Report back each line of the records that contains the string "this".

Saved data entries

------------------------------------------------------------

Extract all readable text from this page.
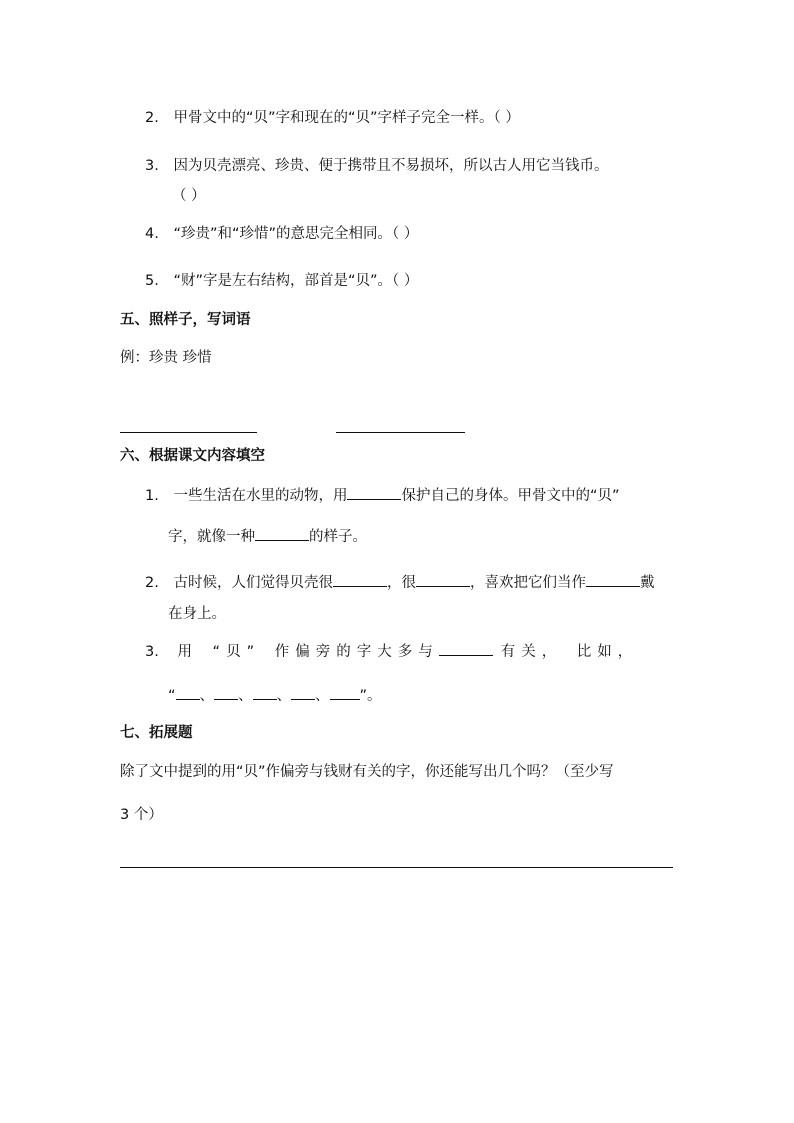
2. 甲骨文中的“贝”字和现在的“贝”字样子完全一样。（ ）
3. 因为贝壳漂亮、珍贵、便于携带且不易损坏，所以古人用它当钱币。
（ ）
4. “珍贵”和“珍惜”的意思完全相同。（ ）
5. “财”字是左右结构，部首是“贝”。（ ）
五、照样子，写词语
例：珍贵 珍惜
六、根据课文内容填空
1. 一些生活在水里的动物，用	保护自己的身体。甲骨文中的“贝”
字，就像一种	的样子。
2. 古时候，人们觉得贝壳很	，很	，喜欢把它们当作	戴
在身上。
3. 用 “贝” 作偏旁的字大多与	有关， 比如，
“ 、 、 、 、 ”。
七、拓展题
除了文中提到的用“贝”作偏旁与钱财有关的字，你还能写出几个吗？（至少写
3 个）
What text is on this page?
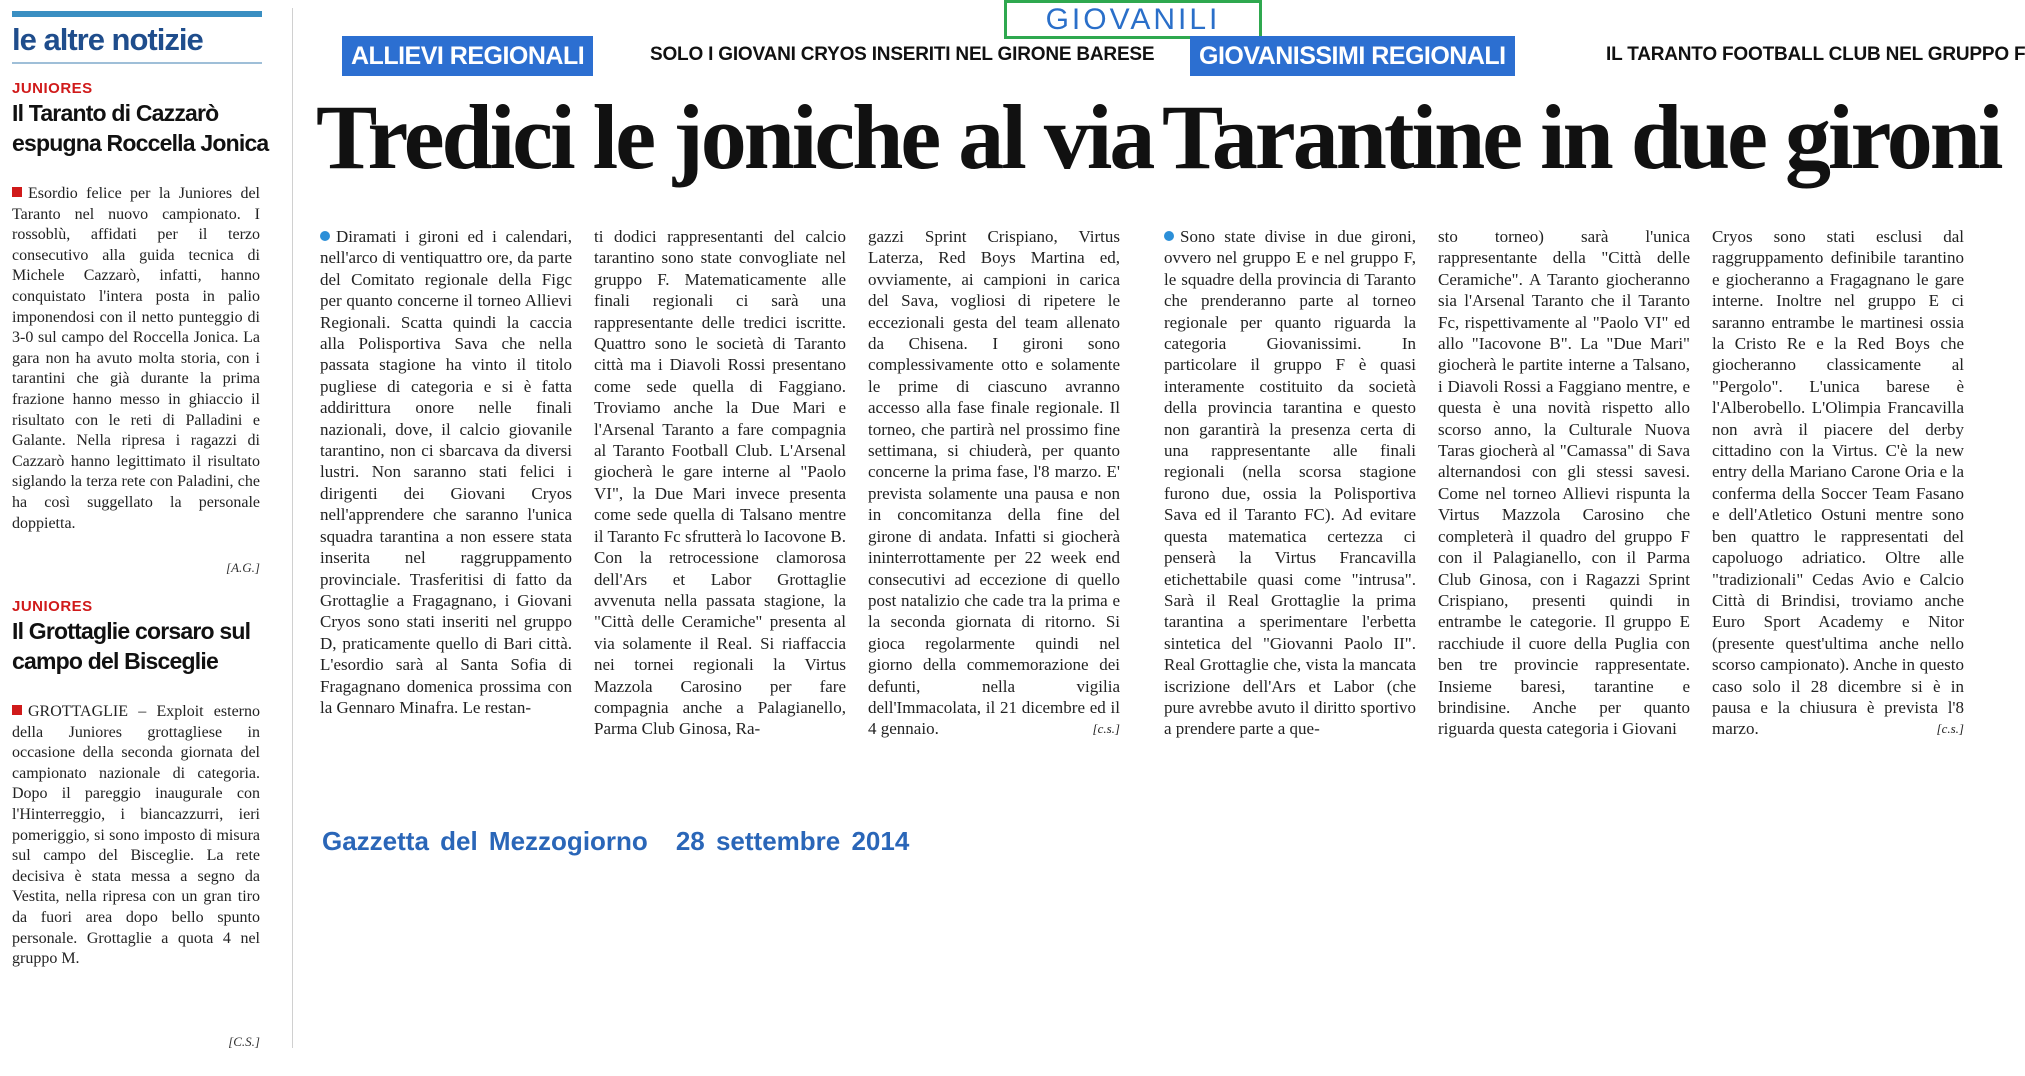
le altre notizie
JUNIORES
Il Taranto di Cazzarò espugna Roccella Jonica
Esordio felice per la Juniores del Taranto nel nuovo campionato. I rossoblù, affidati per il terzo consecutivo alla guida tecnica di Michele Cazzarò, infatti, hanno conquistato l'intera posta in palio imponendosi con il netto punteggio di 3-0 sul campo del Roccella Jonica. La gara non ha avuto molta storia, con i tarantini che già durante la prima frazione hanno messo in ghiaccio il risultato con le reti di Palladini e Galante. Nella ripresa i ragazzi di Cazzarò hanno legittimato il risultato siglando la terza rete con Paladini, che ha così suggellato la personale doppietta.
[A.G.]
JUNIORES
Il Grottaglie corsaro sul campo del Bisceglie
GROTTAGLIE – Exploit esterno della Juniores grottagliese in occasione della seconda giornata del campionato nazionale di categoria. Dopo il pareggio inaugurale con l'Hinterreggio, i biancazzurri, ieri pomeriggio, si sono imposto di misura sul campo del Bisceglie. La rete decisiva è stata messa a segno da Vestita, nella ripresa con un gran tiro da fuori area dopo bello spunto personale. Grottaglie a quota 4 nel gruppo M.
[C.S.]
GIOVANILI
ALLIEVI REGIONALI	SOLO I GIOVANI CRYOS INSERITI NEL GIRONE BARESE
Tredici le joniche al via
Diramati i gironi ed i calendari, nell'arco di ventiquattro ore, da parte del Comitato regionale della Figc per quanto concerne il torneo Allievi Regionali. Scatta quindi la caccia alla Polisportiva Sava che nella passata stagione ha vinto il titolo pugliese di categoria e si è fatta addirittura onore nelle finali nazionali, dove, il calcio giovanile tarantino, non ci sbarcava da diversi lustri. Non saranno stati felici i dirigenti dei Giovani Cryos nell'apprendere che saranno l'unica squadra tarantina a non essere stata inserita nel raggruppamento provinciale. Trasferitisi di fatto da Grottaglie a Fragagnano, i Giovani Cryos sono stati inseriti nel gruppo D, praticamente quello di Bari città. L'esordio sarà al Santa Sofia di Fragagnano domenica prossima con la Gennaro Minafra. Le restan-
ti dodici rappresentanti del calcio tarantino sono state convogliate nel gruppo F. Matematicamente alle finali regionali ci sarà una rappresentante delle tredici iscritte. Quattro sono le società di Taranto città ma i Diavoli Rossi presentano come sede quella di Faggiano. Troviamo anche la Due Mari e l'Arsenal Taranto a fare compagnia al Taranto Football Club. L'Arsenal giocherà le gare interne al "Paolo VI", la Due Mari invece presenta come sede quella di Talsano mentre il Taranto Fc sfrutterà lo Iacovone B. Con la retrocessione clamorosa dell'Ars et Labor Grottaglie avvenuta nella passata stagione, la "Città delle Ceramiche" presenta al via solamente il Real. Si riaffaccia nei tornei regionali la Virtus Mazzola Carosino per fare compagnia anche a Palagianello, Parma Club Ginosa, Ra-
gazzi Sprint Crispiano, Virtus Laterza, Red Boys Martina ed, ovviamente, ai campioni in carica del Sava, vogliosi di ripetere le eccezionali gesta del team allenato da Chisena. I gironi sono complessivamente otto e solamente le prime di ciascuno avranno accesso alla fase finale regionale. Il torneo, che partirà nel prossimo fine settimana, si chiuderà, per quanto concerne la prima fase, l'8 marzo. E' prevista solamente una pausa e non in concomitanza della fine del girone di andata. Infatti si giocherà ininterrottamente per 22 week end consecutivi ad eccezione di quello post natalizio che cade tra la prima e la seconda giornata di ritorno. Si gioca regolarmente quindi nel giorno della commemorazione dei defunti, nella vigilia dell'Immacolata, il 21 dicembre ed il 4 gennaio.	[c.s.]
GIOVANISSIMI REGIONALI	IL TARANTO FOOTBALL CLUB NEL GRUPPO F
Tarantine in due gironi
Sono state divise in due gironi, ovvero nel gruppo E e nel gruppo F, le squadre della provincia di Taranto che prenderanno parte al torneo regionale per quanto riguarda la categoria Giovanissimi. In particolare il gruppo F è quasi interamente costituito da società della provincia tarantina e questo non garantirà la presenza certa di una rappresentante alle finali regionali (nella scorsa stagione furono due, ossia la Polisportiva Sava ed il Taranto FC). Ad evitare questa matematica certezza ci penserà la Virtus Francavilla etichettabile quasi come "intrusa". Sarà il Real Grottaglie la prima tarantina a sperimentare l'erbetta sintetica del "Giovanni Paolo II". Real Grottaglie che, vista la mancata iscrizione dell'Ars et Labor (che pure avrebbe avuto il diritto sportivo a prendere parte a que-
sto torneo) sarà l'unica rappresentante della "Città delle Ceramiche". A Taranto giocheranno sia l'Arsenal Taranto che il Taranto Fc, rispettivamente al "Paolo VI" ed allo "Iacovone B". La "Due Mari" giocherà le partite interne a Talsano, i Diavoli Rossi a Faggiano mentre, e questa è una novità rispetto allo scorso anno, la Culturale Nuova Taras giocherà al "Camassa" di Sava alternandosi con gli stessi savesi. Come nel torneo Allievi rispunta la Virtus Mazzola Carosino che completerà il quadro del gruppo F con il Palagianello, con il Parma Club Ginosa, con i Ragazzi Sprint Crispiano, presenti quindi in entrambe le categorie. Il gruppo E racchiude il cuore della Puglia con ben tre provincie rappresentate. Insieme baresi, tarantine e brindisine. Anche per quanto riguarda questa categoria i Giovani
Cryos sono stati esclusi dal raggruppamento definibile tarantino e giocheranno a Fragagnano le gare interne. Inoltre nel gruppo E ci saranno entrambe le martinesi ossia la Cristo Re e la Red Boys che giocheranno classicamente al "Pergolo". L'unica barese è l'Alberobello. L'Olimpia Francavilla non avrà il piacere del derby cittadino con la Virtus. C'è la new entry della Mariano Carone Oria e la conferma della Soccer Team Fasano e dell'Atletico Ostuni mentre sono ben quattro le rappresentati del capoluogo adriatico. Oltre alle "tradizionali" Cedas Avio e Calcio Città di Brindisi, troviamo anche Euro Sport Academy e Nitor (presente quest'ultima anche nello scorso campionato). Anche in questo caso solo il 28 dicembre si è in pausa e la chiusura è prevista l'8 marzo.	[c.s.]
Gazzetta del Mezzogiorno 28 settembre 2014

------------------------------------------------------------

§ Written solution
Extract all readable text from this page.
What text is on this page?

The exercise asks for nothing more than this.